Records from a data collection:
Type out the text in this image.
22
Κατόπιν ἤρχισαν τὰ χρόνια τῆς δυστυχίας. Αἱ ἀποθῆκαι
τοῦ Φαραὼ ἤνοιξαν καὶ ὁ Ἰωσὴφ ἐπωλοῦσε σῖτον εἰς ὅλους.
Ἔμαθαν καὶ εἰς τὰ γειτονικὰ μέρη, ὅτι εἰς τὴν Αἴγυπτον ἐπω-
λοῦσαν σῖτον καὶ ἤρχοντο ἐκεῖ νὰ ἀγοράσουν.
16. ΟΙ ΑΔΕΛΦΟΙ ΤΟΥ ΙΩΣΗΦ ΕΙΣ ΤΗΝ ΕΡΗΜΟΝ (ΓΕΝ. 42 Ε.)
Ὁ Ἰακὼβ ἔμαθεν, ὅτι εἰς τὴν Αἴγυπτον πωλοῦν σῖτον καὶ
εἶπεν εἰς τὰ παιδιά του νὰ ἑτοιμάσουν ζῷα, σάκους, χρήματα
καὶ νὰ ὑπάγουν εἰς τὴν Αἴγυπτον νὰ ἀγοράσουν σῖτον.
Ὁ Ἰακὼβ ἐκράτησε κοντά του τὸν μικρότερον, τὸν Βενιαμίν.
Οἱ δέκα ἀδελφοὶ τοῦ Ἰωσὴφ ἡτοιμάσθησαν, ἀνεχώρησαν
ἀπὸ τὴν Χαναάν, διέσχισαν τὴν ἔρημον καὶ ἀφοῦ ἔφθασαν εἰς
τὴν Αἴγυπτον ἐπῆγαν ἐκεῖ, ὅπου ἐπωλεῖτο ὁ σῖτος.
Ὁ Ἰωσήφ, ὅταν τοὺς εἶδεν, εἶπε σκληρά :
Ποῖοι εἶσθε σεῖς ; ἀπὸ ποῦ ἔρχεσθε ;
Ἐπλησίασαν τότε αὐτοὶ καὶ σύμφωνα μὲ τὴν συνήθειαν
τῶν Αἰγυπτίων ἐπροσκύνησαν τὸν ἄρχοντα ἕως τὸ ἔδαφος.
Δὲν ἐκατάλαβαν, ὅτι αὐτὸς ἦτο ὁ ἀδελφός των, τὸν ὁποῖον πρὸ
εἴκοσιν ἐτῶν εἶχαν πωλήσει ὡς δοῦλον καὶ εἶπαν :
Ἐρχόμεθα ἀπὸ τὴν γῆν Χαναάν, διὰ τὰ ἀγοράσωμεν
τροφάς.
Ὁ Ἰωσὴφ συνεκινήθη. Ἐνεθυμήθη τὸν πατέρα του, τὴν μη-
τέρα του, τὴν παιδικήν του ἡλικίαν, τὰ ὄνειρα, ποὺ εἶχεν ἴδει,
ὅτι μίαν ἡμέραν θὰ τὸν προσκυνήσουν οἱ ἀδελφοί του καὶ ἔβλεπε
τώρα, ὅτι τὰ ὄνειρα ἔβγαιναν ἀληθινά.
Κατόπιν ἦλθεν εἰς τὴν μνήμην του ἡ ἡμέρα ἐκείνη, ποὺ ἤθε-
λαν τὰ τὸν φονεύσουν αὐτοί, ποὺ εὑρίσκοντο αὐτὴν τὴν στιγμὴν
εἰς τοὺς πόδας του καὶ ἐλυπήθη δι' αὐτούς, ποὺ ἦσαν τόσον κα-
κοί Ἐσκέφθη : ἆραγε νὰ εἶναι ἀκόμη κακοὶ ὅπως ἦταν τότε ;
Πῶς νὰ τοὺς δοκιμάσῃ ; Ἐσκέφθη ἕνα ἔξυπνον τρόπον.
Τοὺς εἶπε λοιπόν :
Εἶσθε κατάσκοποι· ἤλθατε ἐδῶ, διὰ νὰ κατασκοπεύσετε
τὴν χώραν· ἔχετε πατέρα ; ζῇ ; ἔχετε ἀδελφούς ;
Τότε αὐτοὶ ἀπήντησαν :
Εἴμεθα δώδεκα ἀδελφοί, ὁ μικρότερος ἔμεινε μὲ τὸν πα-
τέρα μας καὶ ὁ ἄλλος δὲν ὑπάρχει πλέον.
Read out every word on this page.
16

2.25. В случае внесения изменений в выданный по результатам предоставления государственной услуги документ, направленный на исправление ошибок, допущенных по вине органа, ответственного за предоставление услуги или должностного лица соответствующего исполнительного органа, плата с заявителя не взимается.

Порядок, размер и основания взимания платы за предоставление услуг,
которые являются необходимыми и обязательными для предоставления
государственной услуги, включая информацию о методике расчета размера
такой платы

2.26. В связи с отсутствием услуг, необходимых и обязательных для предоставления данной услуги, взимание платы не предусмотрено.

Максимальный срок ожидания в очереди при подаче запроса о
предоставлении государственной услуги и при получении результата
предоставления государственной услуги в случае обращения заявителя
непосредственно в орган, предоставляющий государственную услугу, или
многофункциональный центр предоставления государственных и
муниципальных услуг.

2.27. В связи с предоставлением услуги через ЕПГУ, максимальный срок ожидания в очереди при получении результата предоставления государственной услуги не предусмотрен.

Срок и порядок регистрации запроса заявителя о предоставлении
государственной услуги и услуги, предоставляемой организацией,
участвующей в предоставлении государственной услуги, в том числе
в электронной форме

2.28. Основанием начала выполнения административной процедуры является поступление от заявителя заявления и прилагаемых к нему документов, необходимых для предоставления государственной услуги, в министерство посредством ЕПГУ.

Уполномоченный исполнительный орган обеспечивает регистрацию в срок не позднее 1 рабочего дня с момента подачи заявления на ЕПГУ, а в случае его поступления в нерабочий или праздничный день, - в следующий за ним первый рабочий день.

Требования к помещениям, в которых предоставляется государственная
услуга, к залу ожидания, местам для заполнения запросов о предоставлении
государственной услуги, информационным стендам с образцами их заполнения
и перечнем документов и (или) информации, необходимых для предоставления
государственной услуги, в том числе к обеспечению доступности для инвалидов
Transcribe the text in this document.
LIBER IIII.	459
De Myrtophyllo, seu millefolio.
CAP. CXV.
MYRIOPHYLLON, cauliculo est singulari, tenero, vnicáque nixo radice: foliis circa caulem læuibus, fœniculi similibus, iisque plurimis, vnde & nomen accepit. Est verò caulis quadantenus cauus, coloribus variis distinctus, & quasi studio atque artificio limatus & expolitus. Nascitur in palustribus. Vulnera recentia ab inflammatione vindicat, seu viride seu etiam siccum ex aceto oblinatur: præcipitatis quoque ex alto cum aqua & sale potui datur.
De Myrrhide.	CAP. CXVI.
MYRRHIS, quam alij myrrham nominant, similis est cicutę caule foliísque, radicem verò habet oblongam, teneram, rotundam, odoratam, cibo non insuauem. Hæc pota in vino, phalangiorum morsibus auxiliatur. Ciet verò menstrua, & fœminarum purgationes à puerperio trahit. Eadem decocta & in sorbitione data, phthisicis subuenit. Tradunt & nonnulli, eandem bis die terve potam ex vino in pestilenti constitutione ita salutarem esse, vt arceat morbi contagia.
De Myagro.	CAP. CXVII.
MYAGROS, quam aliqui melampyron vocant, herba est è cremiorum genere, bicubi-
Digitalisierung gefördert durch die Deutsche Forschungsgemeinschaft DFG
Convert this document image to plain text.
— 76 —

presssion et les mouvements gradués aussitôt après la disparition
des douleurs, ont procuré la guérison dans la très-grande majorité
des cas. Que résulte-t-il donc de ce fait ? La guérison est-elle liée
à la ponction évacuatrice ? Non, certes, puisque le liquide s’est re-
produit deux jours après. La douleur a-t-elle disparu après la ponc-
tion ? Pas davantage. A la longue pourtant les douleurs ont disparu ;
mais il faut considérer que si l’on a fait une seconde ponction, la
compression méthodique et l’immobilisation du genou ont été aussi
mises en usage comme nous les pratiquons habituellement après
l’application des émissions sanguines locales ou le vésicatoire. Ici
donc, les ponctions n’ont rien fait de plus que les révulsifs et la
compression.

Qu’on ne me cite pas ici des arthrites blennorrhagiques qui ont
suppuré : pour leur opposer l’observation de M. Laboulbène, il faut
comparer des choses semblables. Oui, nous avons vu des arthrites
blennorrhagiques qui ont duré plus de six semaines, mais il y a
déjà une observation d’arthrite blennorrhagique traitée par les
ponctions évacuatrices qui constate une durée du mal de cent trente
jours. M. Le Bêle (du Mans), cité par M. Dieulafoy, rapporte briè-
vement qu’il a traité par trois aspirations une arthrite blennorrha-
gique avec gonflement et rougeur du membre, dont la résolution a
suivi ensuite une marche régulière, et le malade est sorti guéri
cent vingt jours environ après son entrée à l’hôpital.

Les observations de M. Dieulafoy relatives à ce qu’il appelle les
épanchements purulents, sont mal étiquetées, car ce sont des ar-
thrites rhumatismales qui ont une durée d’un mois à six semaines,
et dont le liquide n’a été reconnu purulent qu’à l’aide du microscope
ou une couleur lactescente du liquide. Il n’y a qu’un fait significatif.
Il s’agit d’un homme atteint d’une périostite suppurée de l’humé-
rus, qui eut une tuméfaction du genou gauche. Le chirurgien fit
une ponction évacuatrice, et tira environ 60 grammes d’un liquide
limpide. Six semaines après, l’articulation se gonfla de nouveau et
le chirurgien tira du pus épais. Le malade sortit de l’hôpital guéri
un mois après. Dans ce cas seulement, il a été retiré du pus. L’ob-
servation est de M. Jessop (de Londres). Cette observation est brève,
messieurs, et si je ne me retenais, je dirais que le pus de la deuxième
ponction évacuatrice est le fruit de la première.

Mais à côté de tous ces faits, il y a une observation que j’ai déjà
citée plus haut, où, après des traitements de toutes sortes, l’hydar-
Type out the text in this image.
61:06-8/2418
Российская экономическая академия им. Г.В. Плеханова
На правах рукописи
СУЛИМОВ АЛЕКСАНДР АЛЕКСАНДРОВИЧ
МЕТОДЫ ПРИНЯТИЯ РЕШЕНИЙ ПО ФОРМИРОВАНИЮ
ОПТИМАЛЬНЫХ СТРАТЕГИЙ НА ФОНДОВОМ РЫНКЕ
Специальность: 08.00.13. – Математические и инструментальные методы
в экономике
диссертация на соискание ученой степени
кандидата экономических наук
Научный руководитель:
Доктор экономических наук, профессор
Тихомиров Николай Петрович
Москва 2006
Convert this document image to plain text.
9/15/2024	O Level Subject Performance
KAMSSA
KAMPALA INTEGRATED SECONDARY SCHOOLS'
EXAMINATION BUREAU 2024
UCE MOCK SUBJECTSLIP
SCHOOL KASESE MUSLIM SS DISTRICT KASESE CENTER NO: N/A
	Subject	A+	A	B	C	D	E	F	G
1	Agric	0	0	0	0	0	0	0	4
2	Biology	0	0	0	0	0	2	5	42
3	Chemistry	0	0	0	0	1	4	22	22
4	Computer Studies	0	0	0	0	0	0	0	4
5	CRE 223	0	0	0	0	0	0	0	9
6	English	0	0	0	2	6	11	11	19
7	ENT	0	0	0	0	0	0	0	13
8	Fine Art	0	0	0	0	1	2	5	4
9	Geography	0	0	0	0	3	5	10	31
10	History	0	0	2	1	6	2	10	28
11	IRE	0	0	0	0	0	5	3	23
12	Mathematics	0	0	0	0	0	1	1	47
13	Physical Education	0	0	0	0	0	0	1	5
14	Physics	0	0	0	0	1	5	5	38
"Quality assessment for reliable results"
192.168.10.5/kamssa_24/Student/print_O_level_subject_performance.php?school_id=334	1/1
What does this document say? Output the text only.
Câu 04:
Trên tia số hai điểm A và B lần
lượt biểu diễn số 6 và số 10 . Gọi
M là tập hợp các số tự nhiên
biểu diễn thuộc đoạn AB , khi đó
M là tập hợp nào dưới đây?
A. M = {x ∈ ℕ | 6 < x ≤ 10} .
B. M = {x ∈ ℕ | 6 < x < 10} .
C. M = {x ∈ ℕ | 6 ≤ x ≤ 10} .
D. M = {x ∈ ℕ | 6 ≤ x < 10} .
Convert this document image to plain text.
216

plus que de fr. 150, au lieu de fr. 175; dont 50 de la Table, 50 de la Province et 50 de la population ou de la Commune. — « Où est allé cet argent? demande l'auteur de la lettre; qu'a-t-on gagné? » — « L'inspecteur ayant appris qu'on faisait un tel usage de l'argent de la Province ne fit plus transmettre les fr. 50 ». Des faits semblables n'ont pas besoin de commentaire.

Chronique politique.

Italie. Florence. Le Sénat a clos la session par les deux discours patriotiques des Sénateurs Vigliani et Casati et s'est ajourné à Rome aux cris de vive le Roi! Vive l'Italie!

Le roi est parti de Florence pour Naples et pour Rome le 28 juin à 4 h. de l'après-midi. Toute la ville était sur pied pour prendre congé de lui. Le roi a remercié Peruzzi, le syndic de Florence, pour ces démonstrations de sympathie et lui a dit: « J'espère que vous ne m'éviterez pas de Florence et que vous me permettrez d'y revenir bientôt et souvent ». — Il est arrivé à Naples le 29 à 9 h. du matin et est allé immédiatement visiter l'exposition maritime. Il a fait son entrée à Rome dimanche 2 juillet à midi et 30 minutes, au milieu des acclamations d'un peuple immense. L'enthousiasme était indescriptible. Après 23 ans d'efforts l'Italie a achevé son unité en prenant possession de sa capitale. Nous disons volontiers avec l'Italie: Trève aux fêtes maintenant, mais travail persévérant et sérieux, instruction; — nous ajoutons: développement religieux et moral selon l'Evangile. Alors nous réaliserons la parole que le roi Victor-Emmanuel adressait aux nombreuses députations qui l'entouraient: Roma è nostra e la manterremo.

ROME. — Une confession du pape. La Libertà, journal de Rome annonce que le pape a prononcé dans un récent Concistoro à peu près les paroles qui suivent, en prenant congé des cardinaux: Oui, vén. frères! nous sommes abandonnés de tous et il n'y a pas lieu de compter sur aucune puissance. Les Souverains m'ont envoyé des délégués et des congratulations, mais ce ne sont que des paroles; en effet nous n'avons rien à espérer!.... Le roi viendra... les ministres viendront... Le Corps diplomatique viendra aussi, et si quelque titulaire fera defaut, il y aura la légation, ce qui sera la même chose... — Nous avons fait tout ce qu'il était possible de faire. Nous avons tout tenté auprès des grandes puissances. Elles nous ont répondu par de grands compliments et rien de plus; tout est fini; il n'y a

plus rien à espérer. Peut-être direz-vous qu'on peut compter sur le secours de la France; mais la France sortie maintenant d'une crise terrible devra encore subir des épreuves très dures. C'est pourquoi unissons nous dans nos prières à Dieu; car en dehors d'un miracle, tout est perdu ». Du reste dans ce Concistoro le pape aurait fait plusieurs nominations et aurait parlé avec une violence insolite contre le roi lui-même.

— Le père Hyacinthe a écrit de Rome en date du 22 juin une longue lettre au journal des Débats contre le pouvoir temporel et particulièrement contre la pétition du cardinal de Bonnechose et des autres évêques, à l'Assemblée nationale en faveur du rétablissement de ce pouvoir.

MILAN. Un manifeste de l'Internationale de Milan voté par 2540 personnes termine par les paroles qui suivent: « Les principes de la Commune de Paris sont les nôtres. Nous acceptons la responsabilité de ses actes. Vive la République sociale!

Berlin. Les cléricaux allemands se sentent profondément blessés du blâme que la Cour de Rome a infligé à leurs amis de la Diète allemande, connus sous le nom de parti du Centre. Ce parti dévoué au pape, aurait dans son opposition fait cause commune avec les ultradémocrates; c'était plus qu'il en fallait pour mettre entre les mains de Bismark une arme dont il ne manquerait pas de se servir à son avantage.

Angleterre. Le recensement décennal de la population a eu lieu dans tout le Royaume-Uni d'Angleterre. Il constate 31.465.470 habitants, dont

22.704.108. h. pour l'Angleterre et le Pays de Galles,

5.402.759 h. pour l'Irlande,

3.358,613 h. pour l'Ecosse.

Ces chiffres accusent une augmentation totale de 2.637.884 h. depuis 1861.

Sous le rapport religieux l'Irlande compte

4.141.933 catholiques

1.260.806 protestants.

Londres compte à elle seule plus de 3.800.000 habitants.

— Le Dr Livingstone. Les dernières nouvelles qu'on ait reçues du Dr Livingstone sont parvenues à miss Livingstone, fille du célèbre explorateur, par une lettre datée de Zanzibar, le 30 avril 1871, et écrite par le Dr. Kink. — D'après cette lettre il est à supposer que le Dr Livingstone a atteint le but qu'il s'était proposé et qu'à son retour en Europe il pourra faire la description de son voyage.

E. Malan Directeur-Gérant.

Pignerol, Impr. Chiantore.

**WRITTEN EXERCISE:** Across the material above, how many lines include the string "Dieulafoy"? Only the number is wanted.

**PROBLEM SOLUTION:** 2